# Input rows
* * *
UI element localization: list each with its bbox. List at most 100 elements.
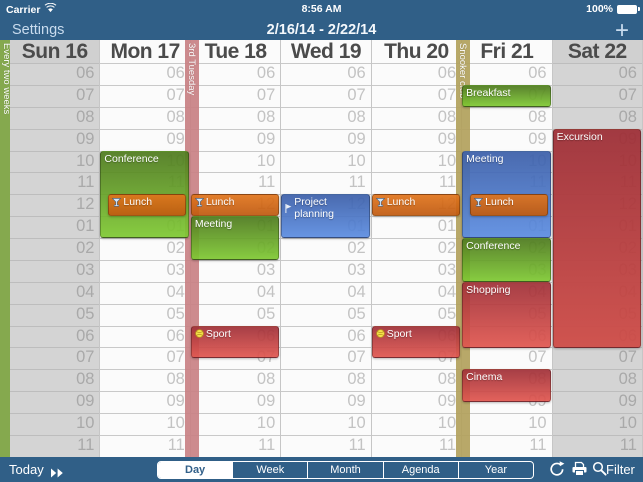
time-cell[interactable]: 09 [281, 391, 371, 413]
refresh-icon[interactable] [549, 461, 565, 482]
event-breakfast[interactable]: Breakfast [462, 84, 551, 107]
time-cell[interactable]: 08 [190, 106, 281, 129]
time-cell[interactable]: 08 [100, 369, 190, 391]
time-cell[interactable]: 10 [462, 413, 552, 435]
time-cell[interactable]: 01 [10, 216, 100, 238]
time-cell[interactable]: 05 [10, 303, 100, 326]
time-cell[interactable]: 10 [10, 150, 100, 173]
time-cell[interactable]: 11 [462, 434, 552, 457]
time-cell[interactable]: 09 [371, 391, 462, 413]
time-cell[interactable]: 11 [552, 434, 642, 457]
time-cell[interactable]: 05 [371, 303, 462, 326]
time-cell[interactable]: 10 [371, 150, 462, 173]
time-cell[interactable]: 10 [552, 413, 642, 435]
day-header-tue-18[interactable]: Tue 18 [190, 40, 282, 63]
time-cell[interactable]: 10 [371, 413, 462, 435]
event-lunch[interactable]: Lunch [371, 194, 461, 217]
time-cell[interactable]: 06 [281, 325, 371, 348]
time-cell[interactable]: 07 [462, 347, 552, 369]
time-cell[interactable]: 10 [281, 413, 371, 435]
time-cell[interactable]: 11 [100, 434, 190, 457]
event-conference[interactable]: Conference [100, 150, 189, 239]
day-header-sat-22[interactable]: Sat 22 [552, 40, 643, 63]
time-cell[interactable]: 05 [190, 303, 281, 326]
time-cell[interactable]: 11 [371, 172, 462, 194]
time-cell[interactable]: 07 [281, 84, 371, 107]
time-cell[interactable]: 06 [100, 325, 190, 348]
time-cell[interactable]: 06 [10, 63, 100, 85]
event-excursion[interactable]: Excursion [552, 128, 641, 348]
time-cell[interactable]: 06 [552, 63, 642, 85]
event-sport[interactable]: Sport [190, 325, 280, 359]
time-cell[interactable]: 07 [371, 84, 462, 107]
time-cell[interactable]: 08 [100, 106, 190, 129]
time-cell[interactable]: 03 [10, 259, 100, 282]
event-conference[interactable]: Conference [462, 238, 551, 282]
time-cell[interactable]: 07 [190, 84, 281, 107]
time-cell[interactable]: 08 [190, 369, 281, 391]
time-cell[interactable]: 06 [371, 63, 462, 85]
time-cell[interactable]: 07 [10, 347, 100, 369]
time-cell[interactable]: 08 [552, 106, 642, 129]
time-cell[interactable]: 06 [100, 63, 190, 85]
time-cell[interactable]: 11 [190, 434, 281, 457]
time-cell[interactable]: 04 [190, 281, 281, 304]
time-cell[interactable]: 08 [552, 369, 642, 391]
time-cell[interactable]: 11 [190, 172, 281, 194]
time-cell[interactable]: 01 [371, 216, 462, 238]
time-cell[interactable]: 10 [100, 413, 190, 435]
time-cell[interactable]: 08 [462, 106, 552, 129]
time-cell[interactable]: 02 [281, 238, 371, 260]
time-cell[interactable]: 08 [10, 369, 100, 391]
time-cell[interactable]: 03 [281, 259, 371, 282]
fast-forward-icon[interactable] [50, 465, 65, 482]
settings-button[interactable]: Settings [12, 22, 65, 38]
day-header-fri-21[interactable]: Fri 21 [462, 40, 553, 63]
event-lunch[interactable]: Lunch [190, 194, 280, 217]
day-header-thu-20[interactable]: Thu 20 [371, 40, 463, 63]
time-cell[interactable]: 11 [10, 172, 100, 194]
event-lunch[interactable]: Lunch [470, 194, 548, 217]
time-cell[interactable]: 10 [10, 413, 100, 435]
time-cell[interactable]: 10 [281, 150, 371, 173]
time-cell[interactable]: 04 [10, 281, 100, 304]
search-icon[interactable] [592, 461, 607, 481]
view-tab-agenda[interactable]: Agenda [384, 462, 459, 478]
time-cell[interactable]: 04 [281, 281, 371, 304]
event-project-planning[interactable]: Project planning [281, 194, 370, 239]
time-cell[interactable]: 11 [371, 434, 462, 457]
time-cell[interactable]: 10 [190, 413, 281, 435]
add-event-button[interactable]: + [614, 17, 629, 44]
day-header-sun-16[interactable]: Sun 16 [10, 40, 101, 63]
time-cell[interactable]: 07 [552, 84, 642, 107]
time-cell[interactable]: 07 [552, 347, 642, 369]
print-icon[interactable] [571, 461, 588, 482]
time-cell[interactable]: 03 [190, 259, 281, 282]
time-cell[interactable]: 08 [10, 106, 100, 129]
event-meeting[interactable]: Meeting [190, 216, 280, 260]
view-tab-month[interactable]: Month [308, 462, 384, 478]
time-cell[interactable]: 02 [10, 238, 100, 260]
time-cell[interactable]: 07 [10, 84, 100, 107]
time-cell[interactable]: 11 [281, 434, 371, 457]
event-shopping[interactable]: Shopping [462, 281, 551, 348]
event-cinema[interactable]: Cinema [462, 369, 551, 403]
filter-button[interactable]: Filter [606, 462, 635, 477]
time-cell[interactable]: 06 [281, 63, 371, 85]
time-cell[interactable]: 08 [281, 369, 371, 391]
time-cell[interactable]: 09 [552, 391, 642, 413]
time-cell[interactable]: 09 [10, 391, 100, 413]
view-tab-week[interactable]: Week [233, 462, 309, 478]
time-cell[interactable]: 08 [371, 106, 462, 129]
event-sport[interactable]: Sport [371, 325, 461, 359]
time-cell[interactable]: 02 [100, 238, 190, 260]
time-cell[interactable]: 06 [10, 325, 100, 348]
banner-every-two-weeks[interactable]: Every two weeks [0, 40, 10, 457]
view-tab-day[interactable]: Day [158, 462, 234, 478]
time-cell[interactable]: 05 [281, 303, 371, 326]
time-cell[interactable]: 03 [100, 259, 190, 282]
time-cell[interactable]: 02 [371, 238, 462, 260]
time-cell[interactable]: 09 [100, 128, 190, 151]
time-cell[interactable]: 09 [462, 128, 552, 151]
time-cell[interactable]: 09 [190, 128, 281, 151]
* * *
# Task statement
Could you copy out every line of the rows above word for word, leaving out the pictures?

# Task output
UI element localization: list each with its bbox. List at most 100 elements.
time-cell[interactable]: 09 [281, 391, 371, 413]
refresh-icon[interactable] [549, 461, 565, 482]
event-breakfast[interactable]: Breakfast [462, 84, 551, 107]
time-cell[interactable]: 08 [190, 106, 281, 129]
time-cell[interactable]: 08 [100, 369, 190, 391]
time-cell[interactable]: 10 [462, 413, 552, 435]
time-cell[interactable]: 01 [10, 216, 100, 238]
time-cell[interactable]: 05 [10, 303, 100, 326]
time-cell[interactable]: 10 [10, 150, 100, 173]
time-cell[interactable]: 11 [462, 434, 552, 457]
time-cell[interactable]: 09 [371, 391, 462, 413]
time-cell[interactable]: 11 [552, 434, 642, 457]
time-cell[interactable]: 05 [371, 303, 462, 326]
time-cell[interactable]: 10 [371, 150, 462, 173]
time-cell[interactable]: 10 [552, 413, 642, 435]
day-header-tue-18[interactable]: Tue 18 [190, 40, 282, 63]
time-cell[interactable]: 10 [371, 413, 462, 435]
event-lunch[interactable]: Lunch [371, 194, 461, 217]
time-cell[interactable]: 06 [281, 325, 371, 348]
time-cell[interactable]: 07 [462, 347, 552, 369]
time-cell[interactable]: 10 [281, 413, 371, 435]
time-cell[interactable]: 11 [100, 434, 190, 457]
event-conference[interactable]: Conference [100, 150, 189, 239]
day-header-sat-22[interactable]: Sat 22 [552, 40, 643, 63]
time-cell[interactable]: 05 [190, 303, 281, 326]
time-cell[interactable]: 11 [371, 172, 462, 194]
time-cell[interactable]: 07 [281, 84, 371, 107]
time-cell[interactable]: 06 [100, 325, 190, 348]
time-cell[interactable]: 06 [10, 63, 100, 85]
event-excursion[interactable]: Excursion [552, 128, 641, 348]
time-cell[interactable]: 06 [552, 63, 642, 85]
event-sport[interactable]: Sport [190, 325, 280, 359]
time-cell[interactable]: 07 [371, 84, 462, 107]
time-cell[interactable]: 08 [100, 106, 190, 129]
time-cell[interactable]: 03 [10, 259, 100, 282]
event-conference[interactable]: Conference [462, 238, 551, 282]
time-cell[interactable]: 07 [190, 84, 281, 107]
time-cell[interactable]: 08 [190, 369, 281, 391]
time-cell[interactable]: 06 [371, 63, 462, 85]
time-cell[interactable]: 07 [10, 347, 100, 369]
time-cell[interactable]: 08 [552, 106, 642, 129]
time-cell[interactable]: 06 [100, 63, 190, 85]
time-cell[interactable]: 11 [190, 434, 281, 457]
time-cell[interactable]: 04 [190, 281, 281, 304]
time-cell[interactable]: 08 [552, 369, 642, 391]
time-cell[interactable]: 11 [190, 172, 281, 194]
time-cell[interactable]: 01 [371, 216, 462, 238]
time-cell[interactable]: 10 [100, 413, 190, 435]
time-cell[interactable]: 08 [462, 106, 552, 129]
time-cell[interactable]: 02 [281, 238, 371, 260]
time-cell[interactable]: 08 [10, 369, 100, 391]
time-cell[interactable]: 03 [281, 259, 371, 282]
fast-forward-icon[interactable] [50, 465, 65, 482]
settings-button[interactable]: Settings [12, 22, 65, 38]
day-header-fri-21[interactable]: Fri 21 [462, 40, 553, 63]
event-lunch[interactable]: Lunch [190, 194, 280, 217]
day-header-thu-20[interactable]: Thu 20 [371, 40, 463, 63]
time-cell[interactable]: 11 [10, 172, 100, 194]
event-lunch[interactable]: Lunch [470, 194, 548, 217]
time-cell[interactable]: 10 [10, 413, 100, 435]
time-cell[interactable]: 10 [281, 150, 371, 173]
time-cell[interactable]: 04 [10, 281, 100, 304]
search-icon[interactable] [592, 461, 607, 481]
view-tab-agenda[interactable]: Agenda [384, 462, 459, 478]
time-cell[interactable]: 04 [281, 281, 371, 304]
event-project-planning[interactable]: Project planning [281, 194, 370, 239]
time-cell[interactable]: 11 [371, 434, 462, 457]
time-cell[interactable]: 10 [190, 413, 281, 435]
add-event-button[interactable]: + [614, 17, 629, 44]
day-header-sun-16[interactable]: Sun 16 [10, 40, 101, 63]
time-cell[interactable]: 07 [552, 84, 642, 107]
time-cell[interactable]: 07 [552, 347, 642, 369]
print-icon[interactable] [571, 461, 588, 482]
time-cell[interactable]: 03 [190, 259, 281, 282]
time-cell[interactable]: 08 [10, 106, 100, 129]
event-meeting[interactable]: Meeting [190, 216, 280, 260]
view-tab-month[interactable]: Month [308, 462, 384, 478]
time-cell[interactable]: 02 [10, 238, 100, 260]
time-cell[interactable]: 07 [10, 84, 100, 107]
time-cell[interactable]: 11 [281, 434, 371, 457]
event-shopping[interactable]: Shopping [462, 281, 551, 348]
event-cinema[interactable]: Cinema [462, 369, 551, 403]
filter-button[interactable]: Filter [606, 462, 635, 477]
time-cell[interactable]: 06 [281, 63, 371, 85]
time-cell[interactable]: 08 [281, 369, 371, 391]
time-cell[interactable]: 09 [552, 391, 642, 413]
time-cell[interactable]: 09 [10, 391, 100, 413]
view-tab-week[interactable]: Week [233, 462, 309, 478]
time-cell[interactable]: 08 [371, 106, 462, 129]
event-sport[interactable]: Sport [371, 325, 461, 359]
time-cell[interactable]: 02 [100, 238, 190, 260]
time-cell[interactable]: 06 [10, 325, 100, 348]
banner-every-two-weeks[interactable]: Every two weeks [0, 40, 10, 457]
view-tab-day[interactable]: Day [158, 462, 234, 478]
time-cell[interactable]: 05 [281, 303, 371, 326]
time-cell[interactable]: 03 [100, 259, 190, 282]
time-cell[interactable]: 02 [371, 238, 462, 260]
time-cell[interactable]: 09 [100, 128, 190, 151]
time-cell[interactable]: 09 [462, 128, 552, 151]
time-cell[interactable]: 09 [190, 128, 281, 151]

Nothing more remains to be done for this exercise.